◆ **Given exercise 1**: Print the passage of the async probe module that begins with the words "include_perturbations: Whether to" and ends with "second moment matrix.", copied verbatim.
◆ **Given exercise 2**: From the records, output verbatim every line from the one containing "y2-tick-label: 66.5 [1257, 403, 1280, 412]" through the one containing "y-tick-label: 0.0 [30, 101, 47, 110]", both included.

"""Asynchronous probe implementation.

This module provides a queue-based probe that stores data asynchronously
using a background thread. Best for high-throughput scenarios.
"""

from __future__ import annotations

import queue
import threading
from typing import TYPE_CHECKING, Any

from expected_gradcam.probes.storage import StorageBackend

if TYPE_CHECKING:
    from torch import Tensor


class AsyncProbe:
    """Asynchronous probe with background storage.

    This probe queues data for storage by a background thread, minimizing
    overhead during computation. Use this for:
    - High-throughput scenarios
    - Large datasets
    - When computation speed is critical

    Data is queued as numpy arrays and written by a background thread.
    Call flush() to ensure all queued data is written before exiting.

    Attributes:
        storage: Storage backend for persisting data.
        max_queue_size: Maximum items in the queue before blocking.

    Example:
        >>> storage = NPZStorage("output/")
        >>> probe = AsyncProbe(storage)
        >>>
        >>> # Process many samples
        >>> for image in dataset:
        ...     result = egcam.compute(image, probe=probe)
        >>>
        >>> # Wait for all writes to complete
        >>> probe.flush()
        >>> probe.close()
    """

    def __init__(
        self,
        storage: StorageBackend,
        max_queue_size: int = 100,
        include_perturbations: bool = True,
        include_attributions: bool = True,
        include_moment_matrix: bool = True,
        include_heatmaps: bool = True,
    ) -> None:
        """Initialize asynchronous probe.

        Args:
            storage: Storage backend for persisting data.
            max_queue_size: Maximum items in queue before blocking.
            include_perturbations: Whether to store perturbation samples.
            include_attributions: Whether to store attribution samples.
            include_moment_matrix: Whether to store second moment matrix.
            include_heatmaps: Whether to store heatmaps.
        """
        self.storage = storage
        self.max_queue_size = max_queue_size
        self.include_perturbations = include_perturbations
        self.include_attributions = include_attributions
        self.include_moment_matrix = include_moment_matrix
        self.include_heatmaps = include_heatmaps

        # Current sample accumulator
        self._current_sample_id: str | None = None
        self._current_data: dict[str, Any] = {}
        self._lock = threading.Lock()

        # Queue and background thread
        self._queue: queue.Queue[tuple[str, dict[str, Any]] | None] = queue.Queue(
            maxsize=max_queue_size
        )
        self._thread: threading.Thread | None = None
        self._running = False

        # Start background thread
        self._start_worker()

    def _start_worker(self) -> None:
        """Start background worker thread."""
        self._running = True
        self._thread = threading.Thread(target=self._worker_loop, daemon=True)

◆ **Records**:
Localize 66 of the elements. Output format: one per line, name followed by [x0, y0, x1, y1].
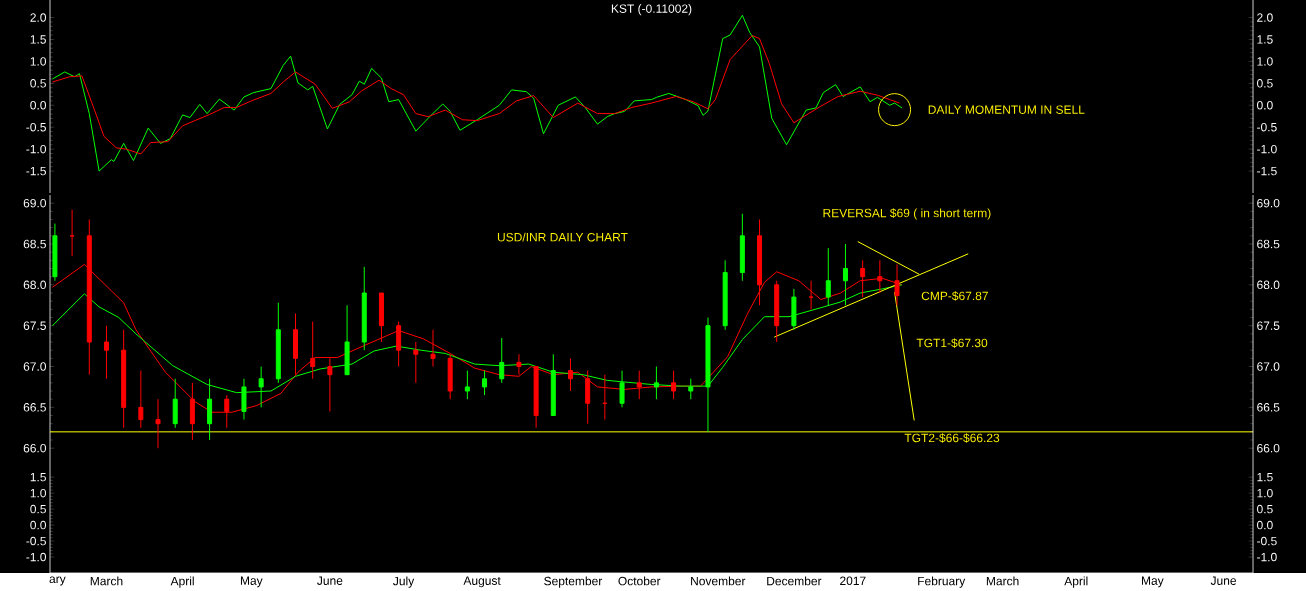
y2-tick-label: 66.5 [1257, 403, 1280, 412]
y-tick-label: 1.5 [30, 472, 46, 482]
x-tick-label: April [170, 576, 194, 588]
y2-tick-label: 66.0 [1257, 443, 1280, 453]
x-tick-label: April [1064, 576, 1088, 588]
y2-tick-label: 68.5 [1257, 239, 1280, 249]
y2-tick-label: -1.0 [1257, 552, 1277, 562]
y-tick-label: 68.5 [23, 239, 46, 249]
x-tick-label: May [240, 576, 263, 588]
x-tick-label: February [918, 576, 966, 588]
annotation: TGT1-$67.30 [916, 338, 988, 348]
y2-tick-label: -0.5 [1257, 122, 1277, 132]
y2-tick-label: 68.0 [1257, 280, 1280, 290]
x-tick-label: October [618, 576, 661, 586]
y-tick-label: 0.0 [30, 101, 47, 110]
y2-tick-label: -0.5 [1257, 536, 1277, 546]
x-tick-label: June [1210, 576, 1237, 585]
y2-tick-label: 0.5 [1257, 504, 1273, 514]
y2-tick-label: 67.5 [1257, 321, 1280, 330]
y-tick-label: 66.0 [23, 443, 47, 453]
chart-title: KST (-0.11002) [611, 4, 692, 16]
y-tick-label: -1.5 [26, 166, 46, 176]
y2-tick-label: 1.0 [1257, 488, 1273, 498]
x-tick-label: September [544, 576, 603, 588]
y2-tick-label: 1.0 [1257, 57, 1273, 66]
annotation: REVERSAL $69 ( in short term) [823, 208, 991, 220]
x-tick-label: November [691, 576, 746, 586]
x-tick-label: December [767, 576, 822, 586]
y-tick-label: 67.0 [23, 362, 47, 371]
x-tick-label: ary [49, 576, 66, 586]
y2-tick-label: -1.5 [1257, 166, 1277, 176]
y-tick-label: -0.5 [26, 122, 46, 132]
y-tick-label: 0.5 [30, 79, 46, 88]
y-tick-label: 1.0 [30, 57, 47, 66]
x-tick-label: March [986, 576, 1019, 586]
y2-tick-label: 0.0 [1257, 101, 1273, 110]
annotation: DAILY MOMENTUM IN SELL [928, 105, 1085, 114]
y-tick-label: 1.0 [30, 488, 47, 498]
y2-tick-label: 1.5 [1257, 472, 1273, 482]
y-tick-label: -1.0 [26, 552, 47, 562]
y2-tick-label: 67.0 [1257, 362, 1280, 371]
x-tick-label: July [393, 576, 415, 588]
y2-tick-label: -1.0 [1257, 144, 1277, 154]
y2-tick-label: 0.0 [1257, 520, 1273, 530]
annotation: CMP-$67.87 [921, 291, 988, 301]
y-tick-label: 69.0 [23, 198, 47, 208]
y2-tick-label: 69.0 [1257, 198, 1280, 208]
y-tick-label: 0.0 [30, 520, 47, 530]
y-tick-label: 0.5 [30, 504, 46, 514]
y-tick-label: 67.5 [23, 321, 46, 330]
y-tick-label: 68.0 [23, 280, 47, 290]
y-tick-label: 66.5 [23, 403, 46, 412]
x-tick-label: August [463, 576, 501, 588]
y-tick-label: -0.5 [26, 536, 46, 546]
y2-tick-label: 1.5 [1257, 35, 1273, 44]
y-tick-label: 1.5 [30, 35, 46, 44]
y2-tick-label: 2.0 [1257, 13, 1273, 22]
y-tick-label: 2.0 [30, 13, 47, 22]
annotation: TGT2-$66-$66.23 [904, 433, 1000, 443]
x-tick-label: 2017 [840, 576, 866, 586]
x-tick-label: June [317, 576, 343, 585]
text: USD/INR DAILY CHART [497, 232, 628, 242]
x-tick-label: March [90, 576, 123, 586]
y-tick-label: -1.0 [26, 144, 47, 154]
y2-tick-label: 0.5 [1257, 79, 1273, 88]
x-tick-label: May [1142, 576, 1164, 588]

◆ **Right answer 1**:
include_perturbations: Whether to store perturbation samples.
            include_attributions: Whether to store attribution samples.
            include_moment_matrix: Whether to store second moment matrix.

◆ **Right answer 2**:
y2-tick-label: 66.5 [1257, 403, 1280, 412]
y-tick-label: 1.5 [30, 472, 46, 482]
x-tick-label: April [170, 576, 194, 588]
y2-tick-label: 66.0 [1257, 443, 1280, 453]
x-tick-label: April [1064, 576, 1088, 588]
y2-tick-label: 68.5 [1257, 239, 1280, 249]
y2-tick-label: -1.0 [1257, 552, 1277, 562]
y-tick-label: 68.5 [23, 239, 46, 249]
x-tick-label: May [240, 576, 263, 588]
x-tick-label: February [918, 576, 966, 588]
annotation: TGT1-$67.30 [916, 338, 988, 348]
y2-tick-label: -0.5 [1257, 122, 1277, 132]
y2-tick-label: 68.0 [1257, 280, 1280, 290]
x-tick-label: October [618, 576, 661, 586]
y-tick-label: 0.0 [30, 101, 47, 110]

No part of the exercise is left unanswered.